An exact copy of the records is required, minus the pictures they hold.

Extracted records
+++++

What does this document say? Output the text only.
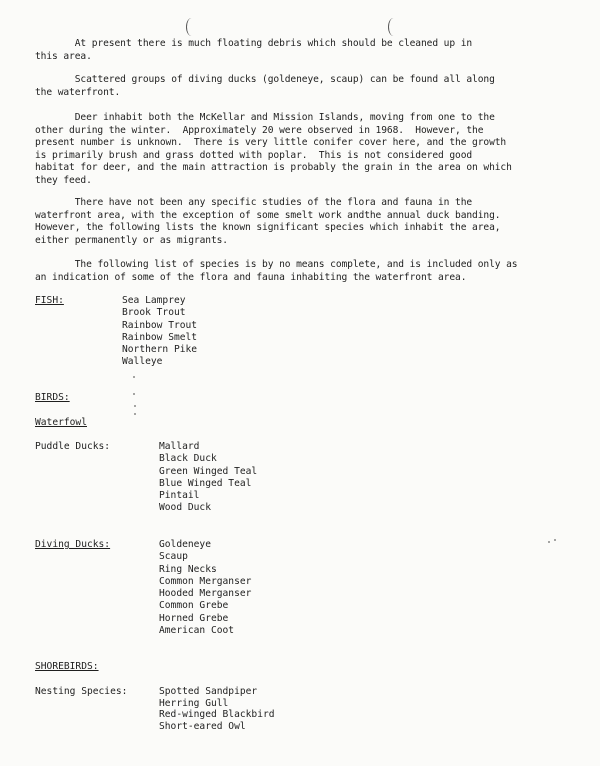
At present there is much floating debris which should be cleaned up in
this area.
Scattered groups of diving ducks (goldeneye, scaup) can be found all along
the waterfront.
Deer inhabit both the McKellar and Mission Islands, moving from one to the
other during the winter.  Approximately 20 were observed in 1968.  However, the
present number is unknown.  There is very little conifer cover here, and the growth
is primarily brush and grass dotted with poplar.  This is not considered good
habitat for deer, and the main attraction is probably the grain in the area on which
they feed.
There have not been any specific studies of the flora and fauna in the
waterfront area, with the exception of some smelt work andthe annual duck banding.
However, the following lists the known significant species which inhabit the area,
either permanently or as migrants.
The following list of species is by no means complete, and is included only as
an indication of some of the flora and fauna inhabiting the waterfront area.
FISH:	Sea Lamprey
Brook Trout
Rainbow Trout
Rainbow Smelt
Northern Pike
Walleye
BIRDS:
Waterfowl
Puddle Ducks:	Mallard
Black Duck
Green Winged Teal
Blue Winged Teal
Pintail
Wood Duck
Diving Ducks:	Goldeneye
Scaup
Ring Necks
Common Merganser
Hooded Merganser
Common Grebe
Horned Grebe
American Coot
SHOREBIRDS:
Nesting Species:	Spotted Sandpiper
Herring Gull
Red-winged Blackbird
Short-eared Owl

+++++

SOLUTION FOR THIS EXERCISE:
What does this document say? Output the text only.
At present there is much floating debris which should be cleaned up in
this area.
Scattered groups of diving ducks (goldeneye, scaup) can be found all along
the waterfront.
Deer inhabit both the McKellar and Mission Islands, moving from one to the
other during the winter.  Approximately 20 were observed in 1968.  However, the
present number is unknown.  There is very little conifer cover here, and the growth
is primarily brush and grass dotted with poplar.  This is not considered good
habitat for deer, and the main attraction is probably the grain in the area on which
they feed.
There have not been any specific studies of the flora and fauna in the
waterfront area, with the exception of some smelt work andthe annual duck banding.
However, the following lists the known significant species which inhabit the area,
either permanently or as migrants.
The following list of species is by no means complete, and is included only as
an indication of some of the flora and fauna inhabiting the waterfront area.
FISH:	Sea Lamprey
Brook Trout
Rainbow Trout
Rainbow Smelt
Northern Pike
Walleye
BIRDS:
Waterfowl
Puddle Ducks:	Mallard
Black Duck
Green Winged Teal
Blue Winged Teal
Pintail
Wood Duck
Diving Ducks:	Goldeneye
Scaup
Ring Necks
Common Merganser
Hooded Merganser
Common Grebe
Horned Grebe
American Coot
SHOREBIRDS:
Nesting Species:	Spotted Sandpiper
Herring Gull
Red-winged Blackbird
Short-eared Owl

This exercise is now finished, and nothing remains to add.